[Exercise materials]:
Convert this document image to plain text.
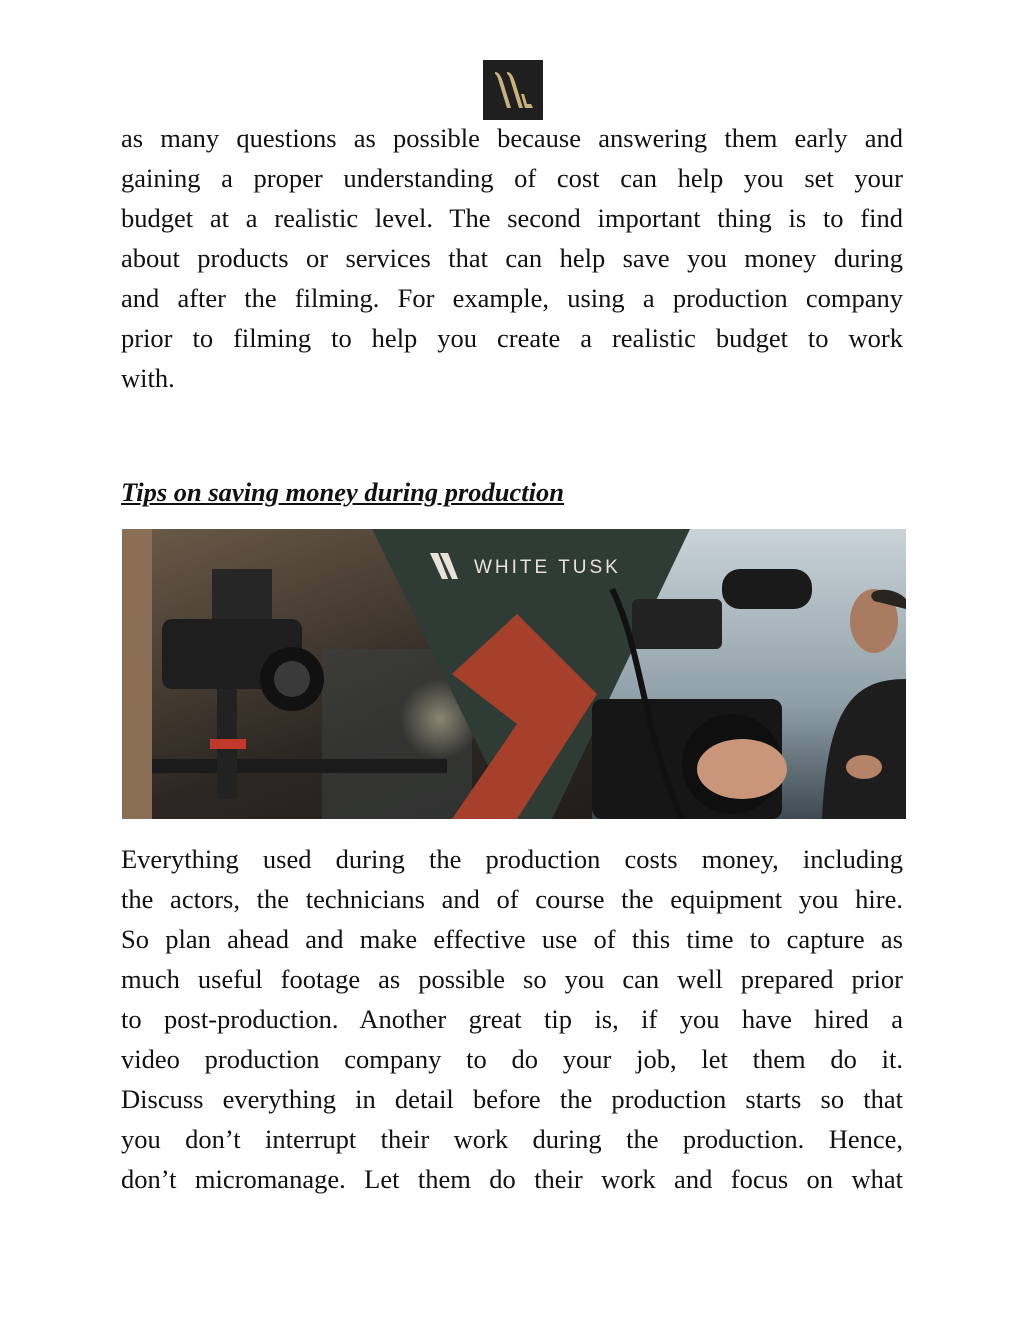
as many questions as possible because answering them early and
gaining a proper understanding of cost can help you set your
budget at a realistic level. The second important thing is to find
about products or services that can help save you money during
and after the filming. For example, using a production company
prior to filming to help you create a realistic budget to work
with.

Tips on saving money during production
WHITE TUSK

Everything used during the production costs money, including
the actors, the technicians and of course the equipment you hire.
So plan ahead and make effective use of this time to capture as
much useful footage as possible so you can well prepared prior
to post-production. Another great tip is, if you have hired a
video production company to do your job, let them do it.
Discuss everything in detail before the production starts so that
you don’t interrupt their work during the production. Hence,
don’t micromanage. Let them do their work and focus on what
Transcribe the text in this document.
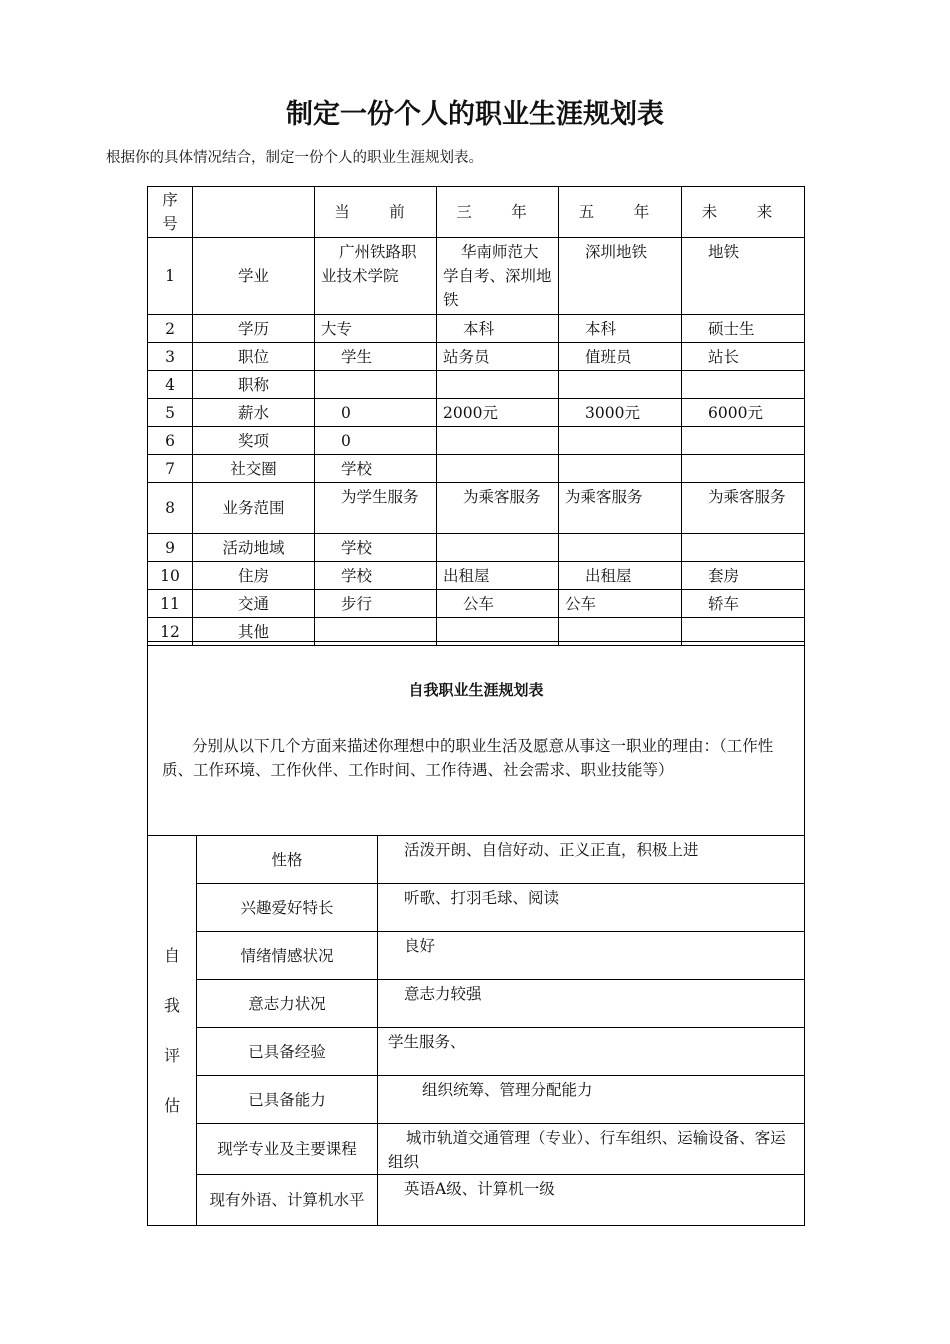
制定一份个人的职业生涯规划表
根据你的具体情况结合，制定一份个人的职业生涯规划表。
序号		当　前	三　年	五　年	未　来
1	学业	广州铁路职业技术学院	华南师范大学自考、深圳地铁	深圳地铁	地铁
2	学历	大专	本科	本科	硕士生
3	职位	学生	站务员	值班员	站长
4	职称				
5	薪水	0	2000元	3000元	6000元
6	奖项	0			
7	社交圈	学校			
8	业务范围	为学生服务	为乘客服务	为乘客服务	为乘客服务
9	活动地域	学校			
10	住房	学校	出租屋	出租屋	套房
11	交通	步行	公车	公车	轿车
12	其他				
自我职业生涯规划表
分别从以下几个方面来描述你理想中的职业生活及愿意从事这一职业的理由：（工作性质、工作环境、工作伙伴、工作时间、工作待遇、社会需求、职业技能等）		

自
我
评
估	性格	活泼开朗、自信好动、正义正直，积极上进
	兴趣爱好特长	听歌、打羽毛球、阅读
	情绪情感状况	良好
	意志力状况	意志力较强
	已具备经验	学生服务、
	已具备能力	组织统筹、管理分配能力
	现学专业及主要课程	城市轨道交通管理（专业）、行车组织、运输设备、客运组织
	现有外语、计算机水平	英语A级、计算机一级
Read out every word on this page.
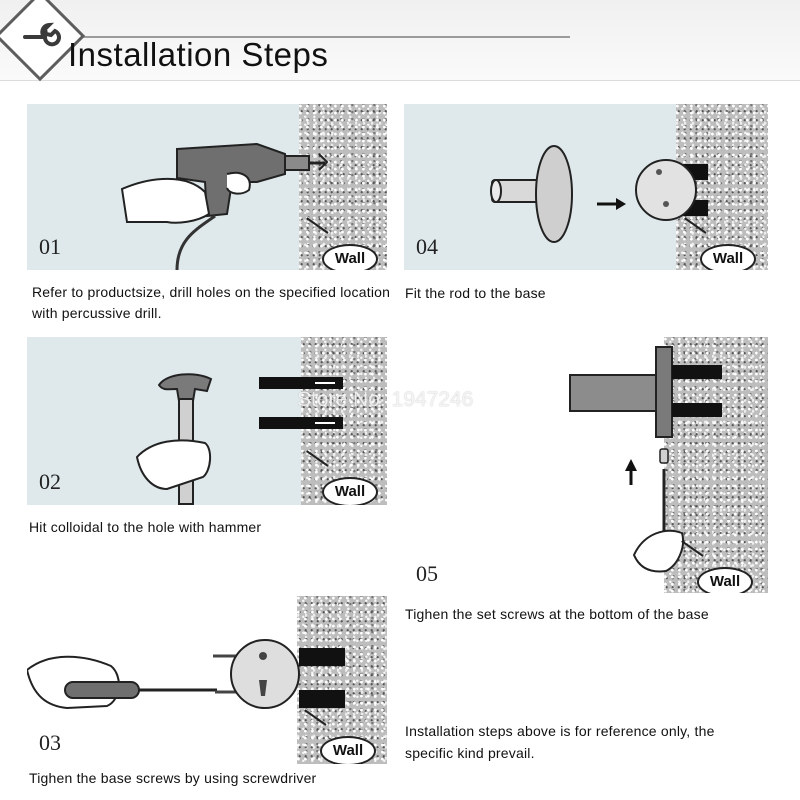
Installation Steps
01	Wall
Refer to productsize, drill holes on the specified location with percussive drill.
04	Wall
Fit the rod to the base
02	Wall
Hit colloidal to the hole with hammer
05	Wall
Tighen the set screws at the bottom of the base
03	Wall
Tighen the base screws by using screwdriver
Installation steps above is for reference only, the specific kind prevail.
Store No: 1947246
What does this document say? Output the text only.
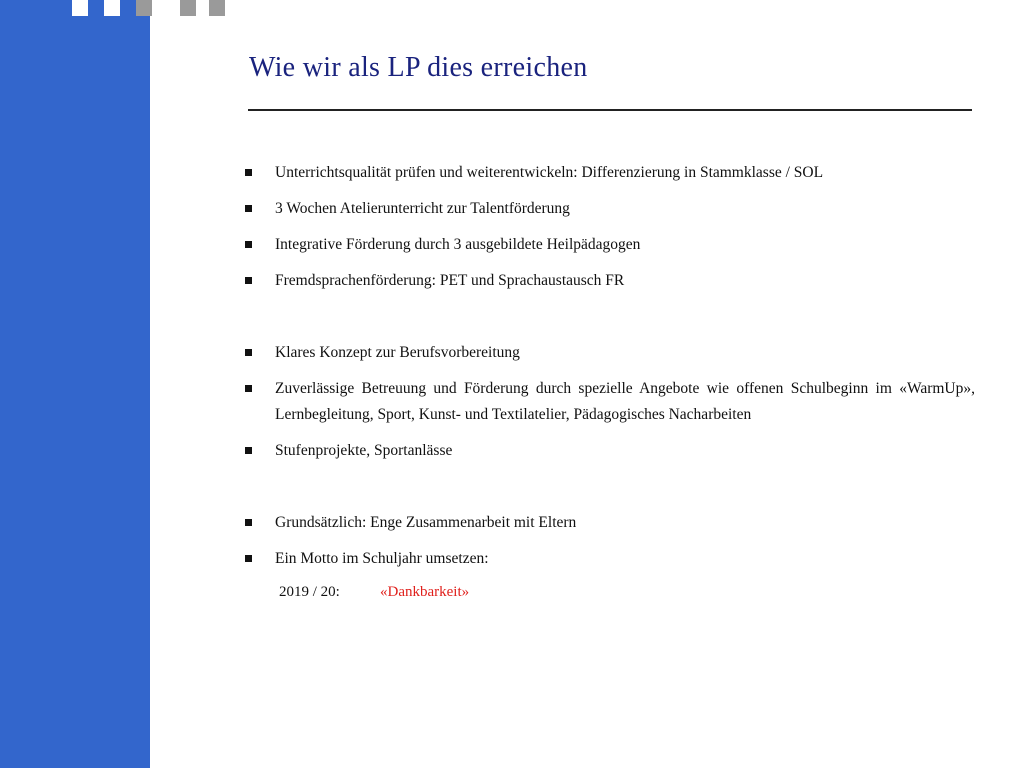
Wie wir als LP dies erreichen
Unterrichtsqualität prüfen und weiterentwickeln: Differenzierung in Stammklasse / SOL
3 Wochen Atelierunterricht zur Talentförderung
Integrative Förderung durch 3 ausgebildete Heilpädagogen
Fremdsprachenförderung: PET und Sprachaustausch FR
Klares Konzept zur Berufsvorbereitung
Zuverlässige Betreuung und Förderung durch spezielle Angebote wie offenen Schulbeginn im «WarmUp», Lernbegleitung, Sport, Kunst- und Textilatelier, Pädagogisches Nacharbeiten
Stufenprojekte, Sportanlässe
Grundsätzlich: Enge Zusammenarbeit mit Eltern
Ein Motto im Schuljahr umsetzen:
2019 / 20:	«Dankbarkeit»
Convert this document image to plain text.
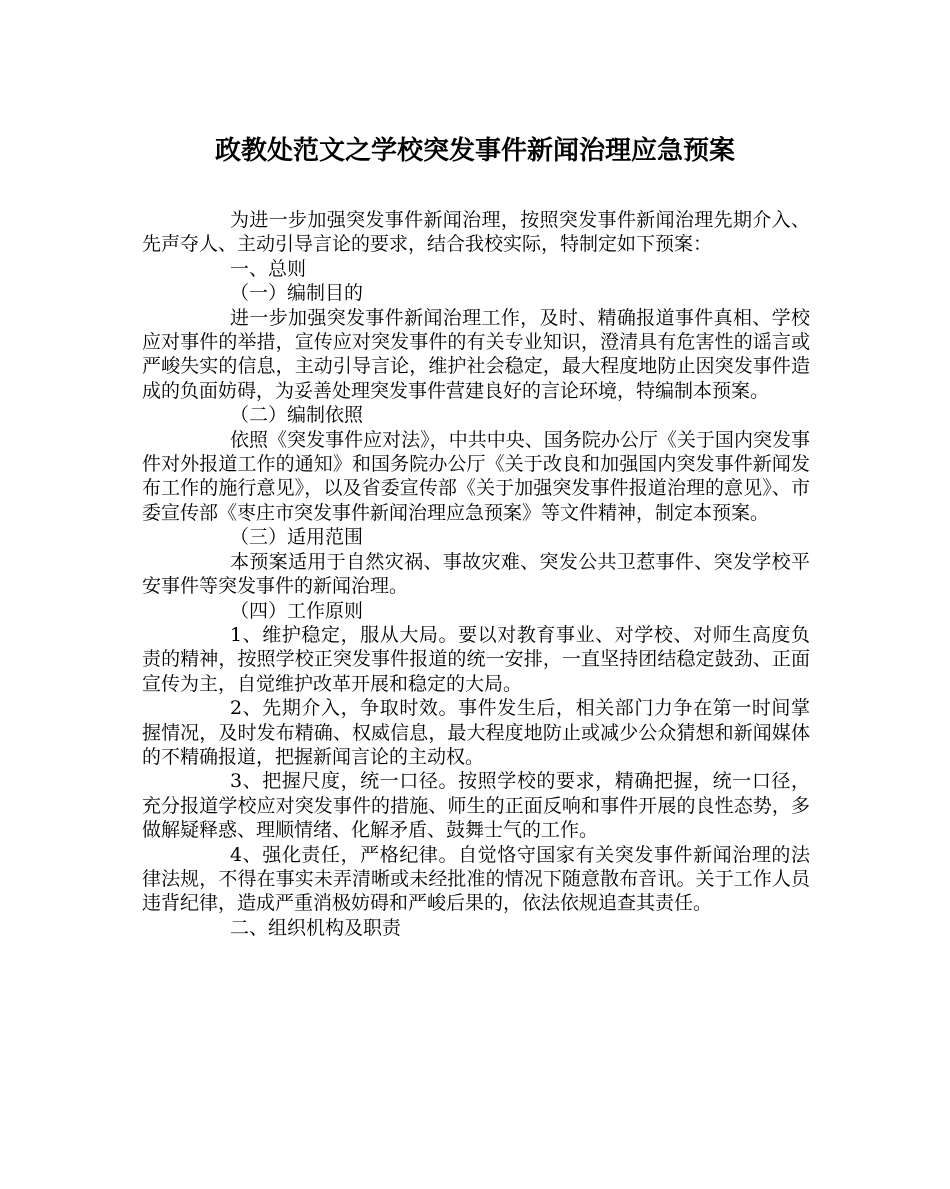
政教处范文之学校突发事件新闻治理应急预案

为进一步加强突发事件新闻治理，按照突发事件新闻治理先期介入、先声夺人、主动引导言论的要求，结合我校实际，特制定如下预案：

一、总则

（一）编制目的

进一步加强突发事件新闻治理工作，及时、精确报道事件真相、学校应对事件的举措，宣传应对突发事件的有关专业知识，澄清具有危害性的谣言或严峻失实的信息，主动引导言论，维护社会稳定，最大程度地防止因突发事件造成的负面妨碍，为妥善处理突发事件营建良好的言论环境，特编制本预案。

（二）编制依照

依照《突发事件应对法》，中共中央、国务院办公厅《关于国内突发事件对外报道工作的通知》和国务院办公厅《关于改良和加强国内突发事件新闻发布工作的施行意见》，以及省委宣传部《关于加强突发事件报道治理的意见》、市委宣传部《枣庄市突发事件新闻治理应急预案》等文件精神，制定本预案。

（三）适用范围

本预案适用于自然灾祸、事故灾难、突发公共卫惹事件、突发学校平安事件等突发事件的新闻治理。

（四）工作原则

1、维护稳定，服从大局。要以对教育事业、对学校、对师生高度负责的精神，按照学校正突发事件报道的统一安排，一直坚持团结稳定鼓劲、正面宣传为主，自觉维护改革开展和稳定的大局。

2、先期介入，争取时效。事件发生后，相关部门力争在第一时间掌握情况，及时发布精确、权威信息，最大程度地防止或减少公众猜想和新闻媒体的不精确报道，把握新闻言论的主动权。

3、把握尺度，统一口径。按照学校的要求，精确把握，统一口径，充分报道学校应对突发事件的措施、师生的正面反响和事件开展的良性态势，多做解疑释惑、理顺情绪、化解矛盾、鼓舞士气的工作。

4、强化责任，严格纪律。自觉恪守国家有关突发事件新闻治理的法律法规，不得在事实未弄清晰或未经批准的情况下随意散布音讯。关于工作人员违背纪律，造成严重消极妨碍和严峻后果的，依法依规追查其责任。

二、组织机构及职责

[What the task asks]: Extract all the entries word for word; omit any pictures.

[Expected answer]:
Convert this document image to plain text.
as many questions as possible because answering them early and
gaining a proper understanding of cost can help you set your
budget at a realistic level. The second important thing is to find
about products or services that can help save you money during
and after the filming. For example, using a production company
prior to filming to help you create a realistic budget to work
with.

Tips on saving money during production
WHITE TUSK

Everything used during the production costs money, including
the actors, the technicians and of course the equipment you hire.
So plan ahead and make effective use of this time to capture as
much useful footage as possible so you can well prepared prior
to post-production. Another great tip is, if you have hired a
video production company to do your job, let them do it.
Discuss everything in detail before the production starts so that
you don’t interrupt their work during the production. Hence,
don’t micromanage. Let them do their work and focus on what
Transcribe the text in this document.
制定一份个人的职业生涯规划表
根据你的具体情况结合，制定一份个人的职业生涯规划表。
序号		当　前	三　年	五　年	未　来
1	学业	广州铁路职业技术学院	华南师范大学自考、深圳地铁	深圳地铁	地铁
2	学历	大专	本科	本科	硕士生
3	职位	学生	站务员	值班员	站长
4	职称				
5	薪水	0	2000元	3000元	6000元
6	奖项	0			
7	社交圈	学校			
8	业务范围	为学生服务	为乘客服务	为乘客服务	为乘客服务
9	活动地域	学校			
10	住房	学校	出租屋	出租屋	套房
11	交通	步行	公车	公车	轿车
12	其他				
自我职业生涯规划表
分别从以下几个方面来描述你理想中的职业生活及愿意从事这一职业的理由：（工作性质、工作环境、工作伙伴、工作时间、工作待遇、社会需求、职业技能等）		

自
我
评
估	性格	活泼开朗、自信好动、正义正直，积极上进
	兴趣爱好特长	听歌、打羽毛球、阅读
	情绪情感状况	良好
	意志力状况	意志力较强
	已具备经验	学生服务、
	已具备能力	组织统筹、管理分配能力
	现学专业及主要课程	城市轨道交通管理（专业）、行车组织、运输设备、客运组织
	现有外语、计算机水平	英语A级、计算机一级
Read out every word on this page.
Installation Steps
01	Wall
Refer to productsize, drill holes on the specified location with percussive drill.
04	Wall
Fit the rod to the base
02	Wall
Hit colloidal to the hole with hammer
05	Wall
Tighen the set screws at the bottom of the base
03	Wall
Tighen the base screws by using screwdriver
Installation steps above is for reference only, the specific kind prevail.
Store No: 1947246
What does this document say? Output the text only.
Wie wir als LP dies erreichen
Unterrichtsqualität prüfen und weiterentwickeln: Differenzierung in Stammklasse / SOL
3 Wochen Atelierunterricht zur Talentförderung
Integrative Förderung durch 3 ausgebildete Heilpädagogen
Fremdsprachenförderung: PET und Sprachaustausch FR
Klares Konzept zur Berufsvorbereitung
Zuverlässige Betreuung und Förderung durch spezielle Angebote wie offenen Schulbeginn im «WarmUp», Lernbegleitung, Sport, Kunst- und Textilatelier, Pädagogisches Nacharbeiten
Stufenprojekte, Sportanlässe
Grundsätzlich: Enge Zusammenarbeit mit Eltern
Ein Motto im Schuljahr umsetzen:
2019 / 20:	«Dankbarkeit»
Convert this document image to plain text.
政教处范文之学校突发事件新闻治理应急预案

为进一步加强突发事件新闻治理，按照突发事件新闻治理先期介入、先声夺人、主动引导言论的要求，结合我校实际，特制定如下预案：

一、总则

（一）编制目的

进一步加强突发事件新闻治理工作，及时、精确报道事件真相、学校应对事件的举措，宣传应对突发事件的有关专业知识，澄清具有危害性的谣言或严峻失实的信息，主动引导言论，维护社会稳定，最大程度地防止因突发事件造成的负面妨碍，为妥善处理突发事件营建良好的言论环境，特编制本预案。

（二）编制依照

依照《突发事件应对法》，中共中央、国务院办公厅《关于国内突发事件对外报道工作的通知》和国务院办公厅《关于改良和加强国内突发事件新闻发布工作的施行意见》，以及省委宣传部《关于加强突发事件报道治理的意见》、市委宣传部《枣庄市突发事件新闻治理应急预案》等文件精神，制定本预案。

（三）适用范围

本预案适用于自然灾祸、事故灾难、突发公共卫惹事件、突发学校平安事件等突发事件的新闻治理。

（四）工作原则

1、维护稳定，服从大局。要以对教育事业、对学校、对师生高度负责的精神，按照学校正突发事件报道的统一安排，一直坚持团结稳定鼓劲、正面宣传为主，自觉维护改革开展和稳定的大局。

2、先期介入，争取时效。事件发生后，相关部门力争在第一时间掌握情况，及时发布精确、权威信息，最大程度地防止或减少公众猜想和新闻媒体的不精确报道，把握新闻言论的主动权。

3、把握尺度，统一口径。按照学校的要求，精确把握，统一口径，充分报道学校应对突发事件的措施、师生的正面反响和事件开展的良性态势，多做解疑释惑、理顺情绪、化解矛盾、鼓舞士气的工作。

4、强化责任，严格纪律。自觉恪守国家有关突发事件新闻治理的法律法规，不得在事实未弄清晰或未经批准的情况下随意散布音讯。关于工作人员违背纪律，造成严重消极妨碍和严峻后果的，依法依规追查其责任。

二、组织机构及职责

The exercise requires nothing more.